Source records
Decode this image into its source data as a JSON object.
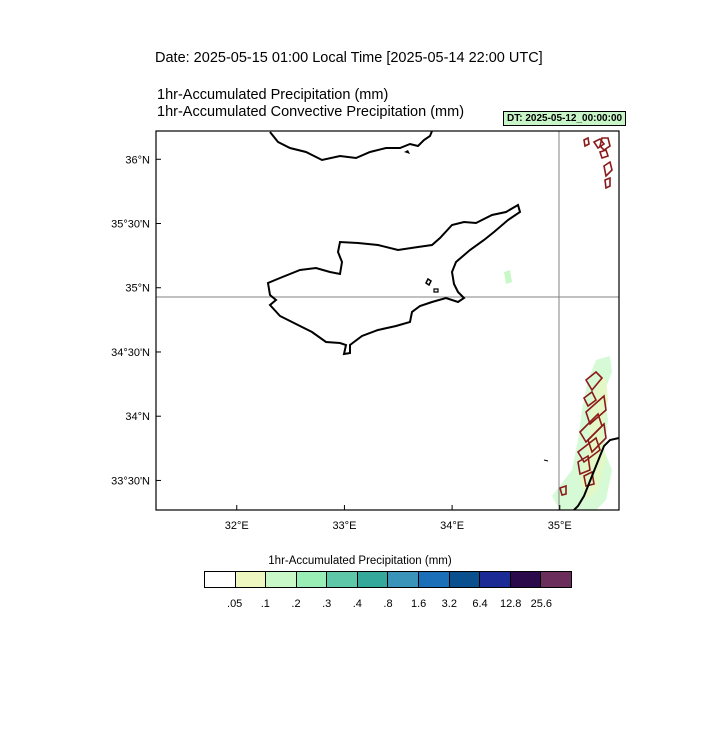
{
  "header": {
    "date_line": "Date: 2025-05-15  01:00 Local Time [2025-05-14  22:00 UTC]",
    "title_1": "1hr-Accumulated Precipitation   (mm)",
    "title_2": "1hr-Accumulated Convective Precipitation   (mm)",
    "dt_badge": "DT: 2025-05-12_00:00:00"
  },
  "map": {
    "lon_range": [
      31.25,
      35.55
    ],
    "lat_range": [
      33.27,
      36.22
    ],
    "lat_ticks": [
      {
        "value": 36.0,
        "label": "36°N"
      },
      {
        "value": 35.5,
        "label": "35°30'N"
      },
      {
        "value": 35.0,
        "label": "35°N"
      },
      {
        "value": 34.5,
        "label": "34°30'N"
      },
      {
        "value": 34.0,
        "label": "34°N"
      },
      {
        "value": 33.5,
        "label": "33°30'N"
      }
    ],
    "lon_ticks": [
      {
        "value": 32,
        "label": "32°E"
      },
      {
        "value": 33,
        "label": "33°E"
      },
      {
        "value": 34,
        "label": "34°E"
      },
      {
        "value": 35,
        "label": "35°E"
      }
    ],
    "gridlines": {
      "lat": 35.0,
      "lon": 35.0
    },
    "land_color": "#000000",
    "convective_contour_color": "#8b1a1a"
  },
  "colorbar": {
    "title": "1hr-Accumulated Precipitation  (mm)",
    "colors": [
      "#ffffff",
      "#eef7c0",
      "#c8f7c8",
      "#98eeb4",
      "#5ec7a8",
      "#34a89a",
      "#3a93b8",
      "#1a6fb8",
      "#0a4f8e",
      "#1c2a96",
      "#2a0a4a",
      "#6b2d5c"
    ],
    "labels": [
      ".05",
      ".1",
      ".2",
      ".3",
      ".4",
      ".8",
      "1.6",
      "3.2",
      "6.4",
      "12.8",
      "25.6"
    ]
  }
}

_Problem to solve_.
Make an exact copy of all entries above, dropping the images.

_Response to the exercise_.
Decode this image into its source data as a JSON object.
{
  "header": {
    "date_line": "Date: 2025-05-15  01:00 Local Time [2025-05-14  22:00 UTC]",
    "title_1": "1hr-Accumulated Precipitation   (mm)",
    "title_2": "1hr-Accumulated Convective Precipitation   (mm)",
    "dt_badge": "DT: 2025-05-12_00:00:00"
  },
  "map": {
    "lon_range": [
      31.25,
      35.55
    ],
    "lat_range": [
      33.27,
      36.22
    ],
    "lat_ticks": [
      {
        "value": 36.0,
        "label": "36°N"
      },
      {
        "value": 35.5,
        "label": "35°30'N"
      },
      {
        "value": 35.0,
        "label": "35°N"
      },
      {
        "value": 34.5,
        "label": "34°30'N"
      },
      {
        "value": 34.0,
        "label": "34°N"
      },
      {
        "value": 33.5,
        "label": "33°30'N"
      }
    ],
    "lon_ticks": [
      {
        "value": 32,
        "label": "32°E"
      },
      {
        "value": 33,
        "label": "33°E"
      },
      {
        "value": 34,
        "label": "34°E"
      },
      {
        "value": 35,
        "label": "35°E"
      }
    ],
    "gridlines": {
      "lat": 35.0,
      "lon": 35.0
    },
    "land_color": "#000000",
    "convective_contour_color": "#8b1a1a"
  },
  "colorbar": {
    "title": "1hr-Accumulated Precipitation  (mm)",
    "colors": [
      "#ffffff",
      "#eef7c0",
      "#c8f7c8",
      "#98eeb4",
      "#5ec7a8",
      "#34a89a",
      "#3a93b8",
      "#1a6fb8",
      "#0a4f8e",
      "#1c2a96",
      "#2a0a4a",
      "#6b2d5c"
    ],
    "labels": [
      ".05",
      ".1",
      ".2",
      ".3",
      ".4",
      ".8",
      "1.6",
      "3.2",
      "6.4",
      "12.8",
      "25.6"
    ]
  }
}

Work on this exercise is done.